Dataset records
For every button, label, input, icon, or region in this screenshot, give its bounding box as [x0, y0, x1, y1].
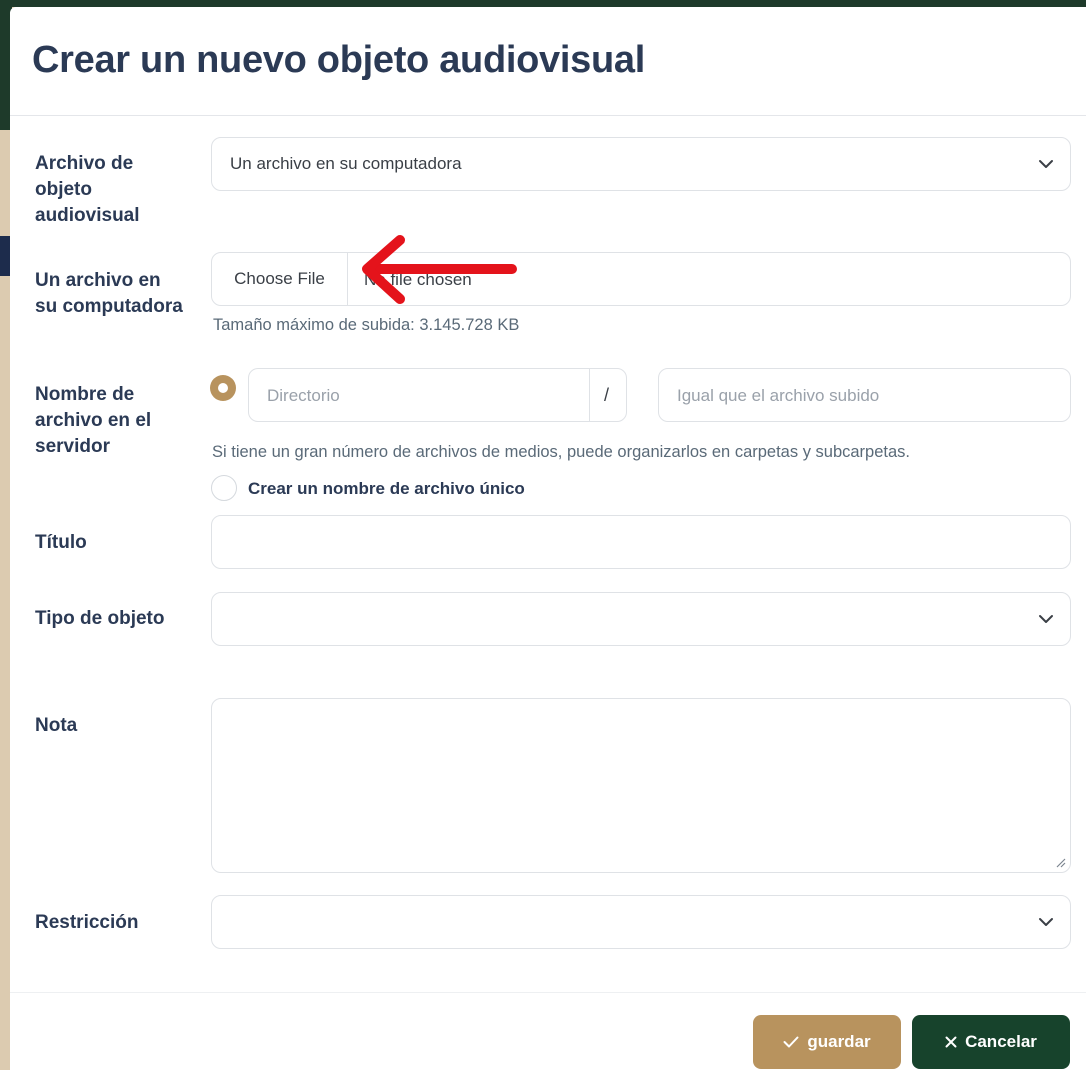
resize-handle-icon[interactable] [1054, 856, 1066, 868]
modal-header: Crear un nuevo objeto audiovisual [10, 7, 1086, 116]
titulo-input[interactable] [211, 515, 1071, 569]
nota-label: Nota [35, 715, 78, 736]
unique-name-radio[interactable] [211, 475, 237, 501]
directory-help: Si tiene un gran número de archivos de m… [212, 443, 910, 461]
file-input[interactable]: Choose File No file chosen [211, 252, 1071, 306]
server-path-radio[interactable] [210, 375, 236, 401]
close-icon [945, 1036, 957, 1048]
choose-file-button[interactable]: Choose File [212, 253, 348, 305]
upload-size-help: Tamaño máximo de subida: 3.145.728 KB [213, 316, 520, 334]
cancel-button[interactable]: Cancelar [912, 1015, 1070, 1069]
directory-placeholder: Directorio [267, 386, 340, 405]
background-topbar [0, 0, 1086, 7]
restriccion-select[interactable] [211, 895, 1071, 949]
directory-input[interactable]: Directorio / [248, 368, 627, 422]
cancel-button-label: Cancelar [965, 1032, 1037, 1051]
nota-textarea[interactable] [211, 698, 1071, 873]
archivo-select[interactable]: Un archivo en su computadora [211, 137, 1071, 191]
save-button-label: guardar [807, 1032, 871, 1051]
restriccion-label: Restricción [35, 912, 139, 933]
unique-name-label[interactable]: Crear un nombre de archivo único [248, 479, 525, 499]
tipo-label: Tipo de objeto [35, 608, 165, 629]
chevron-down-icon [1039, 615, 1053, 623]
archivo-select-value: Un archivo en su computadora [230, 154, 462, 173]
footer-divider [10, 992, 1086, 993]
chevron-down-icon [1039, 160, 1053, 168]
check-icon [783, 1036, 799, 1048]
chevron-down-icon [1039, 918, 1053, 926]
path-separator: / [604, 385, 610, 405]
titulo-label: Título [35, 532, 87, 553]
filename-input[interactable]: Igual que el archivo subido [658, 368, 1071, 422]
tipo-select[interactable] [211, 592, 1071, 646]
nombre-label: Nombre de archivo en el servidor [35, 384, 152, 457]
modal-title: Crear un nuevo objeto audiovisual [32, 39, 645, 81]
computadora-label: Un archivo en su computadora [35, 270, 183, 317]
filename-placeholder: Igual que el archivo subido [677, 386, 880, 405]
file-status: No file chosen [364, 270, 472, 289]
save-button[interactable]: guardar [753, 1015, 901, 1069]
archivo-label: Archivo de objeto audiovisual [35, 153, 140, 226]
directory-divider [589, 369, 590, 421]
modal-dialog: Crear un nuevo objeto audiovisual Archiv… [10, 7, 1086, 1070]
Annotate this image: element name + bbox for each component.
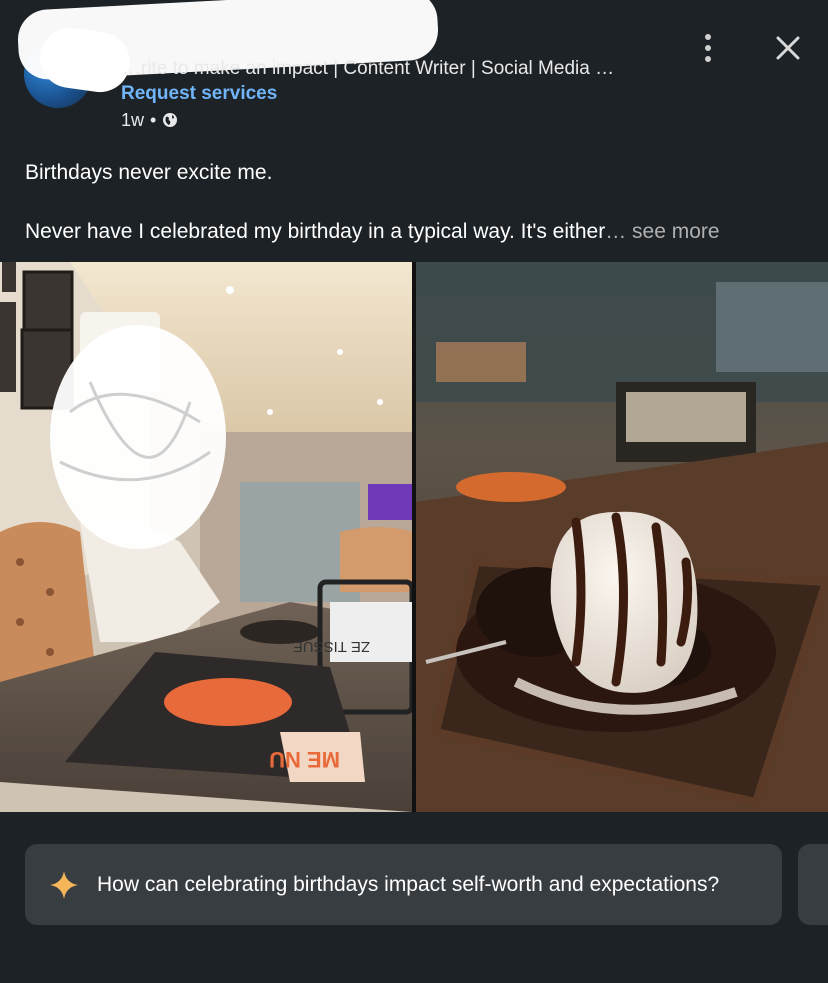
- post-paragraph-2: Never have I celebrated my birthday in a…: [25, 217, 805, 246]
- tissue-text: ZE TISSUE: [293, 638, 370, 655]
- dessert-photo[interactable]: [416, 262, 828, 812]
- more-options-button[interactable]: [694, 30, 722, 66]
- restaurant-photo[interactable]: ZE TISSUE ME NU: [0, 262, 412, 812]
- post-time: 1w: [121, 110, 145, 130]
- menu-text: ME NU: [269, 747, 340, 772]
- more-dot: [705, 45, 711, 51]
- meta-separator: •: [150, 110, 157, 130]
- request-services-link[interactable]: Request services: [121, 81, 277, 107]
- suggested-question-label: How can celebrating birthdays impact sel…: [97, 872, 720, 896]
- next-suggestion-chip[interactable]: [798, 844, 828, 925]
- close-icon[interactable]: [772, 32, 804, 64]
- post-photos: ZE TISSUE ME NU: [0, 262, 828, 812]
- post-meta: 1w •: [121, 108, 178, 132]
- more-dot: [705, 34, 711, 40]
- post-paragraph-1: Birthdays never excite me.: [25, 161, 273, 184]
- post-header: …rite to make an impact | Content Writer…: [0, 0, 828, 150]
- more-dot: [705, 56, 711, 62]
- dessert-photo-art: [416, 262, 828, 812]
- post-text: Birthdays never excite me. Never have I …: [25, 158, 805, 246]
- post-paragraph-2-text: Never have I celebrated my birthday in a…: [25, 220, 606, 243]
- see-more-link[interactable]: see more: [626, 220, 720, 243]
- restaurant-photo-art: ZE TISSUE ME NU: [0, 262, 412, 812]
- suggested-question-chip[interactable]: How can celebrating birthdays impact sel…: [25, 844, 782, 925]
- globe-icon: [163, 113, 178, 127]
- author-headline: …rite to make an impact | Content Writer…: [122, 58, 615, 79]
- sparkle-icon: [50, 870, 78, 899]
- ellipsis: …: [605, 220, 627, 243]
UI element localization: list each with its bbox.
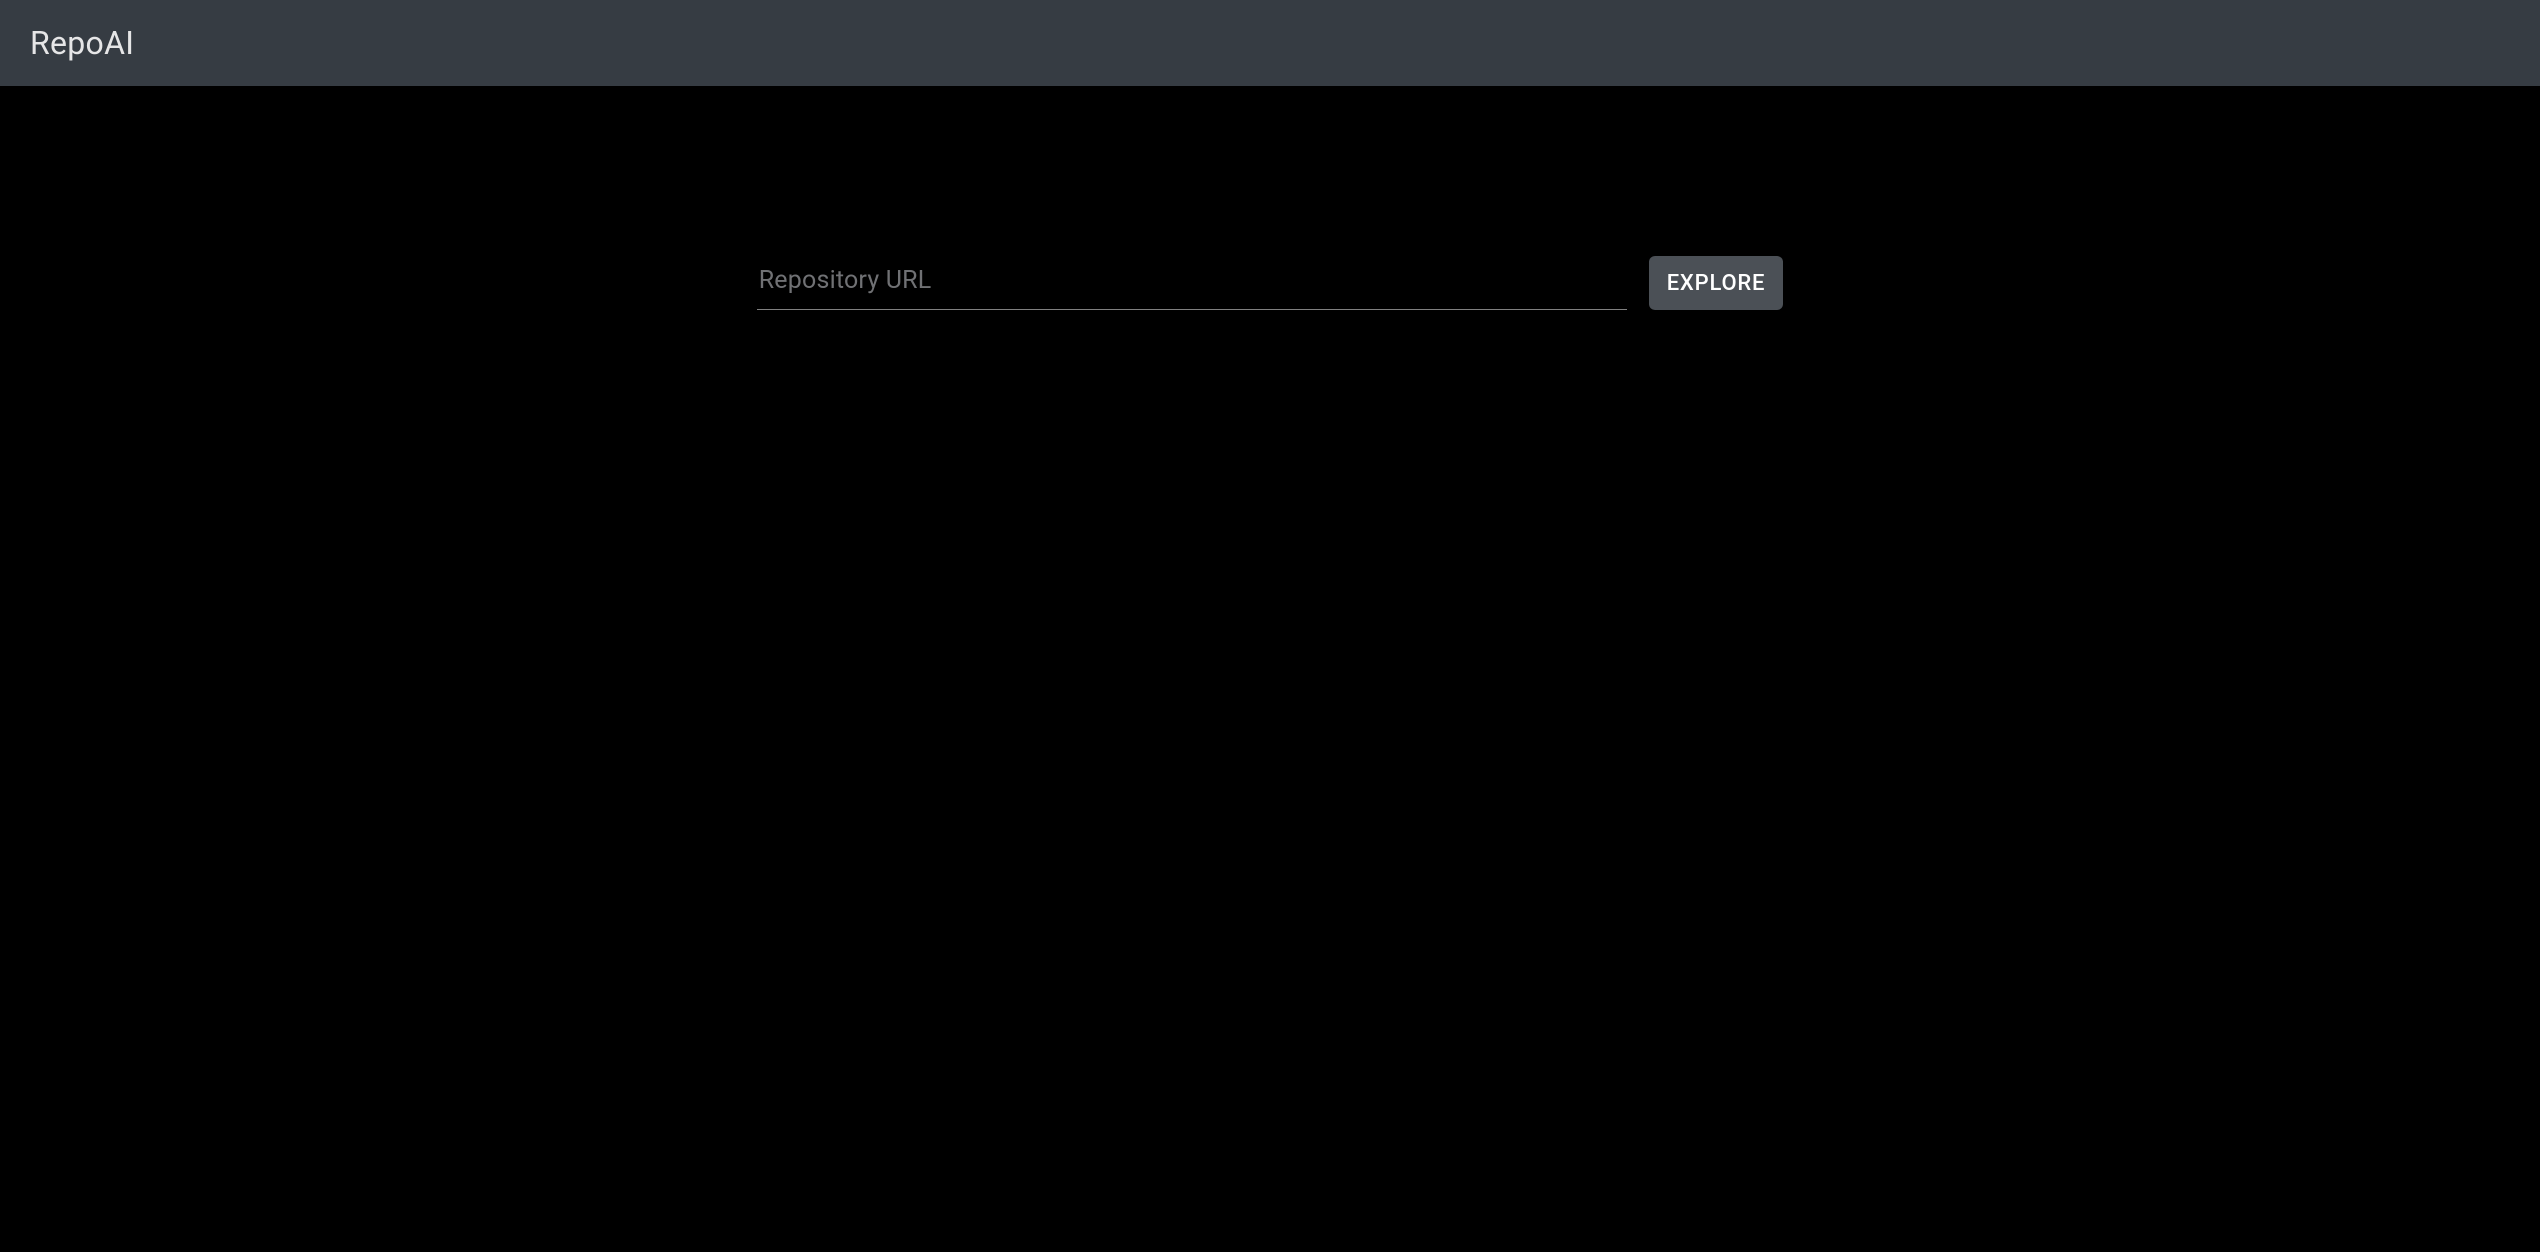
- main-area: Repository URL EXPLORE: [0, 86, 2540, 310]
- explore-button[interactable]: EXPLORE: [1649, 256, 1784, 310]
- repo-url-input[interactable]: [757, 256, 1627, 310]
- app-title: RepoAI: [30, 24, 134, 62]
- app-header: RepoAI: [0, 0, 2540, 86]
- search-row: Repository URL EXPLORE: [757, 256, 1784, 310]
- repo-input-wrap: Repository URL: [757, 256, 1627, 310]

◆ The exercise ◆
Could you give every line of the records above as a JSON list of strings, one string per line, with blank lines and the pictures left out?

◆ Result of the exercise ◆
[
  "For every button, label, input, icon, or region in this screenshot, give its bounding box as [x0, y0, x1, y1].",
  "resize-handle-icon[interactable] [1054, 856, 1066, 868]",
  "modal-header: Crear un nuevo objeto audiovisual [10, 7, 1086, 116]",
  "titulo-input[interactable] [211, 515, 1071, 569]",
  "nota-label: Nota [35, 715, 78, 736]",
  "unique-name-radio[interactable] [211, 475, 237, 501]",
  "directory-help: Si tiene un gran número de archivos de m… [212, 443, 910, 461]",
  "file-input[interactable]: Choose File No file chosen [211, 252, 1071, 306]",
  "server-path-radio[interactable] [210, 375, 236, 401]",
  "close-icon [945, 1036, 957, 1048]",
  "choose-file-button[interactable]: Choose File [212, 253, 348, 305]",
  "upload-size-help: Tamaño máximo de subida: 3.145.728 KB [213, 316, 520, 334]",
  "cancel-button[interactable]: Cancelar [912, 1015, 1070, 1069]",
  "directory-placeholder: Directorio [267, 386, 340, 405]",
  "background-topbar [0, 0, 1086, 7]",
  "restriccion-select[interactable] [211, 895, 1071, 949]",
  "directory-input[interactable]: Directorio / [248, 368, 627, 422]",
  "cancel-button-label: Cancelar [965, 1032, 1037, 1051]",
  "nota-textarea[interactable] [211, 698, 1071, 873]",
  "archivo-select[interactable]: Un archivo en su computadora [211, 137, 1071, 191]",
  "save-button-label: guardar [807, 1032, 871, 1051]",
  "restriccion-label: Restricción [35, 912, 139, 933]",
  "unique-name-label[interactable]: Crear un nombre de archivo único [248, 479, 525, 499]",
  "tipo-label: Tipo de objeto [35, 608, 165, 629]",
  "chevron-down-icon [1039, 615, 1053, 623]",
  "archivo-select-value: Un archivo en su computadora [230, 154, 462, 173]",
  "footer-divider [10, 992, 1086, 993]",
  "chevron-down-icon [1039, 160, 1053, 168]",
  "check-icon [783, 1036, 799, 1048]",
  "chevron-down-icon [1039, 918, 1053, 926]",
  "path-separator: / [604, 385, 610, 405]",
  "titulo-label: Título [35, 532, 87, 553]",
  "filename-input[interactable]: Igual que el archivo subido [658, 368, 1071, 422]",
  "tipo-select[interactable] [211, 592, 1071, 646]",
  "nombre-label: Nombre de archivo en el servidor [35, 384, 152, 457]",
  "modal-title: Crear un nuevo objeto audiovisual [32, 39, 645, 81]",
  "computadora-label: Un archivo en su computadora [35, 270, 183, 317]",
  "filename-placeholder: Igual que el archivo subido [677, 386, 880, 405]",
  "file-status: No file chosen [364, 270, 472, 289]",
  "save-button[interactable]: guardar [753, 1015, 901, 1069]",
  "archivo-label: Archivo de objeto audiovisual [35, 153, 140, 226]",
  "directory-divider [589, 369, 590, 421]",
  "modal-dialog: Crear un nuevo objeto audiovisual Archiv… [10, 7, 1086, 1070]",
  "Annotate this image: element name + bbox for each component.",
  "- post-paragraph-2: Never have I celebrated my birthday in a…: [25, 217, 805, 246]",
  "- tissue-text: ZE TISSUE: [293, 638, 370, 655]",
  "- dessert-photo[interactable]: [416, 262, 828, 812]",
  "- more-options-button[interactable]: [694, 30, 722, 66]",
  "- restaurant-photo[interactable]: ZE TISSUE ME NU: [0, 262, 412, 812]",
  "- post-time: 1w: [121, 110, 145, 130]",
  "- menu-text: ME NU: [269, 747, 340, 772]",
  "- more-dot: [705, 45, 711, 51]",
  "- meta-separator: •: [150, 110, 157, 130]",
  "- request-services-link[interactable]: Request services: [121, 81, 277, 107]",
  "- suggested-question-label: How can celebrating birthdays impact sel…: [97, 872, 720, 896]",
  "- next-suggestion-chip[interactable]: [798, 844, 828, 925]",
  "- close-icon[interactable]: [772, 32, 804, 64]",
  "- post-photos: ZE TISSUE ME NU: [0, 262, 828, 812]",
  "- post-meta: 1w •: [121, 108, 178, 132]",
  "- more-dot: [705, 34, 711, 40]",
  "- post-paragraph-1: Birthdays never excite me.: [25, 161, 273, 184]",
  "- post-header: …rite to make an impact | Content Writer…: [0, 0, 828, 150]",
  "- more-dot: [705, 56, 711, 62]",
  "- dessert-photo-art: [416, 262, 828, 812]",
  "- post-text: Birthdays never excite me. Never have I …: [25, 158, 805, 246]",
  "- post-paragraph-2-text: Never have I celebrated my birthday in a…: [25, 220, 606, 243]",
  "- see-more-link[interactable]: see more: [626, 220, 720, 243]",
  "- restaurant-photo-art: ZE TISSUE ME NU: [0, 262, 412, 812]",
  "- suggested-question-chip[interactable]: How can celebrating birthdays impact sel…: [25, 844, 782, 925]",
  "- globe-icon: [163, 113, 178, 127]",
  "- author-headline: …rite to make an impact | Content Writer…: [122, 58, 615, 79]",
  "- sparkle-icon: [50, 870, 78, 899]",
  "- ellipsis: …: [605, 220, 627, 243]",
  "UI element localization: list each with its bbox.",
  "- main-area: Repository URL EXPLORE: [0, 86, 2540, 310]",
  "- explore-button[interactable]: EXPLORE: [1649, 256, 1784, 310]",
  "- repo-url-input[interactable]: [757, 256, 1627, 310]",
  "- app-title: RepoAI: [30, 24, 134, 62]",
  "- app-header: RepoAI: [0, 0, 2540, 86]",
  "- search-row: Repository URL EXPLORE: [757, 256, 1784, 310]",
  "- repo-input-wrap: Repository URL: [757, 256, 1627, 310]"
]